>> Begin MATERIAL FOR THIS TASK
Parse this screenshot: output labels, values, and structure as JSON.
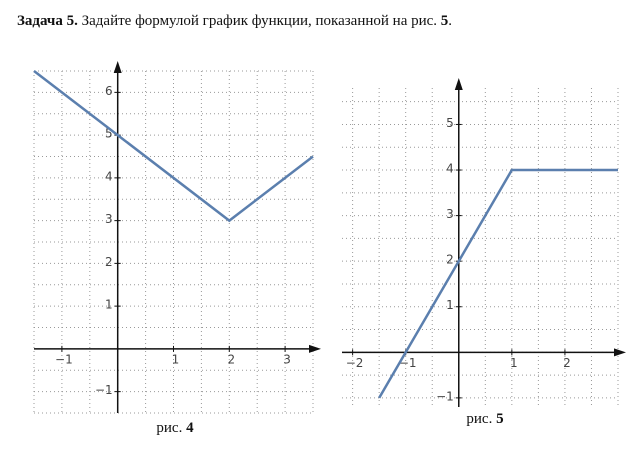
{
  "header": {
    "label": "Задача 5.",
    "text": "Задайте формулой график функции, показанной на рис.",
    "number": "5",
    "end": "."
  },
  "chart_data": [
    {
      "type": "line",
      "caption": {
        "text": "рис.",
        "number": "4"
      },
      "x": [
        -1.5,
        2,
        3.5
      ],
      "series": [
        {
          "color": "#5b7fae",
          "values": [
            6.5,
            3,
            4.5
          ]
        }
      ],
      "xlim": [
        -1.5,
        3.5
      ],
      "ylim": [
        -1.5,
        6.5
      ],
      "xticks": [
        {
          "value": -1,
          "label": "−1"
        },
        1,
        2,
        3
      ],
      "yticks": [
        {
          "value": -1,
          "label": "−1"
        },
        1,
        2,
        3,
        4,
        5,
        6
      ],
      "xgrid": [
        -1.5,
        -1,
        -0.5,
        0,
        0.5,
        1,
        1.5,
        2,
        2.5,
        3,
        3.5
      ],
      "ygrid": [
        -1.5,
        -1,
        -0.5,
        0,
        0.5,
        1,
        1.5,
        2,
        2.5,
        3,
        3.5,
        4,
        4.5,
        5,
        5.5,
        6,
        6.5
      ]
    },
    {
      "type": "line",
      "caption": {
        "text": "рис.",
        "number": "5"
      },
      "x": [
        -1.5,
        1,
        3
      ],
      "series": [
        {
          "color": "#5b7fae",
          "values": [
            -1,
            4,
            4
          ]
        }
      ],
      "xlim": [
        -2.2,
        3
      ],
      "ylim": [
        -1.2,
        5.8
      ],
      "xticks": [
        {
          "value": -2,
          "label": "−2"
        },
        {
          "value": -1,
          "label": "−1"
        },
        1,
        2
      ],
      "yticks": [
        {
          "value": -1,
          "label": "−1"
        },
        1,
        2,
        3,
        4,
        5
      ],
      "xgrid": [
        -2,
        -1.5,
        -1,
        -0.5,
        0,
        0.5,
        1,
        1.5,
        2,
        2.5,
        3
      ],
      "ygrid": [
        -1,
        -0.5,
        0,
        0.5,
        1,
        1.5,
        2,
        2.5,
        3,
        3.5,
        4,
        4.5,
        5,
        5.5
      ]
    }
  ]
}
>> End MATERIAL FOR THIS TASK
PROBLEM TO SOLVE |
Without the pictures, return the entries exactly as they appear.

OUTPUT OF THE TASK |
Parse this screenshot: output labels, values, and structure as JSON.
{
  "header": {
    "label": "Задача 5.",
    "text": "Задайте формулой график функции, показанной на рис.",
    "number": "5",
    "end": "."
  },
  "chart_data": [
    {
      "type": "line",
      "caption": {
        "text": "рис.",
        "number": "4"
      },
      "x": [
        -1.5,
        2,
        3.5
      ],
      "series": [
        {
          "color": "#5b7fae",
          "values": [
            6.5,
            3,
            4.5
          ]
        }
      ],
      "xlim": [
        -1.5,
        3.5
      ],
      "ylim": [
        -1.5,
        6.5
      ],
      "xticks": [
        {
          "value": -1,
          "label": "−1"
        },
        1,
        2,
        3
      ],
      "yticks": [
        {
          "value": -1,
          "label": "−1"
        },
        1,
        2,
        3,
        4,
        5,
        6
      ],
      "xgrid": [
        -1.5,
        -1,
        -0.5,
        0,
        0.5,
        1,
        1.5,
        2,
        2.5,
        3,
        3.5
      ],
      "ygrid": [
        -1.5,
        -1,
        -0.5,
        0,
        0.5,
        1,
        1.5,
        2,
        2.5,
        3,
        3.5,
        4,
        4.5,
        5,
        5.5,
        6,
        6.5
      ]
    },
    {
      "type": "line",
      "caption": {
        "text": "рис.",
        "number": "5"
      },
      "x": [
        -1.5,
        1,
        3
      ],
      "series": [
        {
          "color": "#5b7fae",
          "values": [
            -1,
            4,
            4
          ]
        }
      ],
      "xlim": [
        -2.2,
        3
      ],
      "ylim": [
        -1.2,
        5.8
      ],
      "xticks": [
        {
          "value": -2,
          "label": "−2"
        },
        {
          "value": -1,
          "label": "−1"
        },
        1,
        2
      ],
      "yticks": [
        {
          "value": -1,
          "label": "−1"
        },
        1,
        2,
        3,
        4,
        5
      ],
      "xgrid": [
        -2,
        -1.5,
        -1,
        -0.5,
        0,
        0.5,
        1,
        1.5,
        2,
        2.5,
        3
      ],
      "ygrid": [
        -1,
        -0.5,
        0,
        0.5,
        1,
        1.5,
        2,
        2.5,
        3,
        3.5,
        4,
        4.5,
        5,
        5.5
      ]
    }
  ]
}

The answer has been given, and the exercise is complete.